Reproduce each of the entries below verbatim, line for line.

Stored records
* * *

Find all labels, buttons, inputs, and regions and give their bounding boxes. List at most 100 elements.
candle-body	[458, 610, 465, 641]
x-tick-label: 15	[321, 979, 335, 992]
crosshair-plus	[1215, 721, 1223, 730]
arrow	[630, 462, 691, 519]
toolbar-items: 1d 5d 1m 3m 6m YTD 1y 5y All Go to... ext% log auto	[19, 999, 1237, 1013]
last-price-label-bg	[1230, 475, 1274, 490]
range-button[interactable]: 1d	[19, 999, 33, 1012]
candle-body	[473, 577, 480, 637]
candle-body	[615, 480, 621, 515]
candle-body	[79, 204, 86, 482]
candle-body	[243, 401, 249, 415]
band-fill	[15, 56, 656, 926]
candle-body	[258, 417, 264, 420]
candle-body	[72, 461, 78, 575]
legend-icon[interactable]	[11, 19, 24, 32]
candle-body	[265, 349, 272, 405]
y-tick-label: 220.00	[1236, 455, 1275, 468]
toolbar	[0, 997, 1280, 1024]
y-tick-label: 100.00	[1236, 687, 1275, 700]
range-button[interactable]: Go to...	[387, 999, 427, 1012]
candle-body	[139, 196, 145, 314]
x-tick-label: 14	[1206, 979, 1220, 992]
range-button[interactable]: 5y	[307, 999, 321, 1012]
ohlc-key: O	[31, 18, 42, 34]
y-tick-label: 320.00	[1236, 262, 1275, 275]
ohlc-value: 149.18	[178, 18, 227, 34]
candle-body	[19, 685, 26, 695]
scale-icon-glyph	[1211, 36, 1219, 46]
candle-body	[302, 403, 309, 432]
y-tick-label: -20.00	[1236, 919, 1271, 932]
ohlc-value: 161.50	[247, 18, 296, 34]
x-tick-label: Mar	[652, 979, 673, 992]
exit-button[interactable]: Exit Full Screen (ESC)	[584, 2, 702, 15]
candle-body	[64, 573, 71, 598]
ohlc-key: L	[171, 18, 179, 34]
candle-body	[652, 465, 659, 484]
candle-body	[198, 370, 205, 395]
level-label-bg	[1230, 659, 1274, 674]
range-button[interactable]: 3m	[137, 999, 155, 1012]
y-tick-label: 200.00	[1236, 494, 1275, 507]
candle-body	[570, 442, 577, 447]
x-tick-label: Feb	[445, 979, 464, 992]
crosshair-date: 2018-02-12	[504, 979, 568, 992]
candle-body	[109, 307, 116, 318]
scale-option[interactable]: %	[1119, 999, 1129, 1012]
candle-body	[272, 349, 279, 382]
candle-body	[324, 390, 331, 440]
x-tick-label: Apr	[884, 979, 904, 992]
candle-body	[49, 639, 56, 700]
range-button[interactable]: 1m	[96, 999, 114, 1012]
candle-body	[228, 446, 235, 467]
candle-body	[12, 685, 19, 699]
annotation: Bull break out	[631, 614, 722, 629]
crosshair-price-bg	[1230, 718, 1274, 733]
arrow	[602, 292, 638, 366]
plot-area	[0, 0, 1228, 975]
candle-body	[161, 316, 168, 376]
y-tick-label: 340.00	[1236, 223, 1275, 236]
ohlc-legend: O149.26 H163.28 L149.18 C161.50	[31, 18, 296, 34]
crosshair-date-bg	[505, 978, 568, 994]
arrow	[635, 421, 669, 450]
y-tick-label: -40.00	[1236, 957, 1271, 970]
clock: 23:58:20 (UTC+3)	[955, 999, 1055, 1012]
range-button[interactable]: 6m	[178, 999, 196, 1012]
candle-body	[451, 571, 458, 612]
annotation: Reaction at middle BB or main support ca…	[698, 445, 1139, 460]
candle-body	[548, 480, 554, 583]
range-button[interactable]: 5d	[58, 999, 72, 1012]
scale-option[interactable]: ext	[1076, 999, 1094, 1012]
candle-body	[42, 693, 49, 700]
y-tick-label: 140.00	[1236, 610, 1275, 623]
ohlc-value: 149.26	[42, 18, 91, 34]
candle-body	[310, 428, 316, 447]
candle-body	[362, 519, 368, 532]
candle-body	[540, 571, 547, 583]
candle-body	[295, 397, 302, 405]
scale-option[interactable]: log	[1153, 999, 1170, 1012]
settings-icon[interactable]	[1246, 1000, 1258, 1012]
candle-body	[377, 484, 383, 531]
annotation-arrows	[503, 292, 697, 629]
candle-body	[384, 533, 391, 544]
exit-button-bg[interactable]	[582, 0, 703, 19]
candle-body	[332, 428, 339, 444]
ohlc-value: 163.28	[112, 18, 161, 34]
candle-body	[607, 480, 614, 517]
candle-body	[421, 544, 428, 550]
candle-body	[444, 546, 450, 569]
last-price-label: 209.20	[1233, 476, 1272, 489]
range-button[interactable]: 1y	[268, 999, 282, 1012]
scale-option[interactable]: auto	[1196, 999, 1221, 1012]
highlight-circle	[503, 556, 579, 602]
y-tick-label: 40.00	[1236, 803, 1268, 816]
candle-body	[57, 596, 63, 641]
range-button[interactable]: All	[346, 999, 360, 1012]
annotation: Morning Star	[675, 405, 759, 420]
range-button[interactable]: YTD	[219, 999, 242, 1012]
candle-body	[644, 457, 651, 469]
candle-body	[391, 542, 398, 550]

* * *

The solution
Find all labels, buttons, inputs, and regions and give their bounding boxes. List at most 100 elements.
candle-body	[458, 610, 465, 641]
x-tick-label: 15	[321, 979, 335, 992]
crosshair-plus	[1215, 721, 1223, 730]
arrow	[630, 462, 691, 519]
toolbar-items: 1d 5d 1m 3m 6m YTD 1y 5y All Go to... ext% log auto	[19, 999, 1237, 1013]
last-price-label-bg	[1230, 475, 1274, 490]
range-button[interactable]: 1d	[19, 999, 33, 1012]
candle-body	[473, 577, 480, 637]
candle-body	[615, 480, 621, 515]
candle-body	[79, 204, 86, 482]
candle-body	[243, 401, 249, 415]
band-fill	[15, 56, 656, 926]
candle-body	[258, 417, 264, 420]
candle-body	[72, 461, 78, 575]
legend-icon[interactable]	[11, 19, 24, 32]
candle-body	[265, 349, 272, 405]
y-tick-label: 220.00	[1236, 455, 1275, 468]
toolbar	[0, 997, 1280, 1024]
y-tick-label: 100.00	[1236, 687, 1275, 700]
range-button[interactable]: Go to...	[387, 999, 427, 1012]
candle-body	[139, 196, 145, 314]
x-tick-label: 14	[1206, 979, 1220, 992]
range-button[interactable]: 5y	[307, 999, 321, 1012]
ohlc-key: O	[31, 18, 42, 34]
y-tick-label: 320.00	[1236, 262, 1275, 275]
ohlc-value: 149.18	[178, 18, 227, 34]
candle-body	[19, 685, 26, 695]
scale-icon-glyph	[1211, 36, 1219, 46]
candle-body	[302, 403, 309, 432]
y-tick-label: -20.00	[1236, 919, 1271, 932]
ohlc-value: 161.50	[247, 18, 296, 34]
x-tick-label: Mar	[652, 979, 673, 992]
exit-button[interactable]: Exit Full Screen (ESC)	[584, 2, 702, 15]
candle-body	[64, 573, 71, 598]
ohlc-key: L	[171, 18, 179, 34]
candle-body	[652, 465, 659, 484]
candle-body	[198, 370, 205, 395]
level-label-bg	[1230, 659, 1274, 674]
range-button[interactable]: 3m	[137, 999, 155, 1012]
y-tick-label: 200.00	[1236, 494, 1275, 507]
candle-body	[570, 442, 577, 447]
x-tick-label: Feb	[445, 979, 464, 992]
crosshair-date: 2018-02-12	[504, 979, 568, 992]
candle-body	[109, 307, 116, 318]
scale-option[interactable]: %	[1119, 999, 1129, 1012]
candle-body	[272, 349, 279, 382]
candle-body	[324, 390, 331, 440]
x-tick-label: Apr	[884, 979, 904, 992]
candle-body	[49, 639, 56, 700]
range-button[interactable]: 1m	[96, 999, 114, 1012]
candle-body	[228, 446, 235, 467]
candle-body	[12, 685, 19, 699]
annotation: Bull break out	[631, 614, 722, 629]
crosshair-price-bg	[1230, 718, 1274, 733]
arrow	[602, 292, 638, 366]
plot-area	[0, 0, 1228, 975]
candle-body	[161, 316, 168, 376]
y-tick-label: 340.00	[1236, 223, 1275, 236]
ohlc-legend: O149.26 H163.28 L149.18 C161.50	[31, 18, 296, 34]
crosshair-date-bg	[505, 978, 568, 994]
arrow	[635, 421, 669, 450]
y-tick-label: -40.00	[1236, 957, 1271, 970]
clock: 23:58:20 (UTC+3)	[955, 999, 1055, 1012]
range-button[interactable]: 6m	[178, 999, 196, 1012]
candle-body	[451, 571, 458, 612]
annotation: Reaction at middle BB or main support ca…	[698, 445, 1139, 460]
candle-body	[548, 480, 554, 583]
range-button[interactable]: 5d	[58, 999, 72, 1012]
scale-option[interactable]: ext	[1076, 999, 1094, 1012]
candle-body	[42, 693, 49, 700]
y-tick-label: 140.00	[1236, 610, 1275, 623]
ohlc-value: 149.26	[42, 18, 91, 34]
candle-body	[310, 428, 316, 447]
candle-body	[362, 519, 368, 532]
candle-body	[540, 571, 547, 583]
candle-body	[295, 397, 302, 405]
scale-option[interactable]: log	[1153, 999, 1170, 1012]
settings-icon[interactable]	[1246, 1000, 1258, 1012]
candle-body	[377, 484, 383, 531]
annotation-arrows	[503, 292, 697, 629]
candle-body	[384, 533, 391, 544]
exit-button-bg[interactable]	[582, 0, 703, 19]
candle-body	[332, 428, 339, 444]
ohlc-value: 163.28	[112, 18, 161, 34]
candle-body	[607, 480, 614, 517]
candle-body	[421, 544, 428, 550]
candle-body	[444, 546, 450, 569]
last-price-label: 209.20	[1233, 476, 1272, 489]
range-button[interactable]: 1y	[268, 999, 282, 1012]
scale-option[interactable]: auto	[1196, 999, 1221, 1012]
highlight-circle	[503, 556, 579, 602]
y-tick-label: 40.00	[1236, 803, 1268, 816]
candle-body	[57, 596, 63, 641]
range-button[interactable]: All	[346, 999, 360, 1012]
annotation: Morning Star	[675, 405, 759, 420]
range-button[interactable]: YTD	[219, 999, 242, 1012]
candle-body	[644, 457, 651, 469]
candle-body	[391, 542, 398, 550]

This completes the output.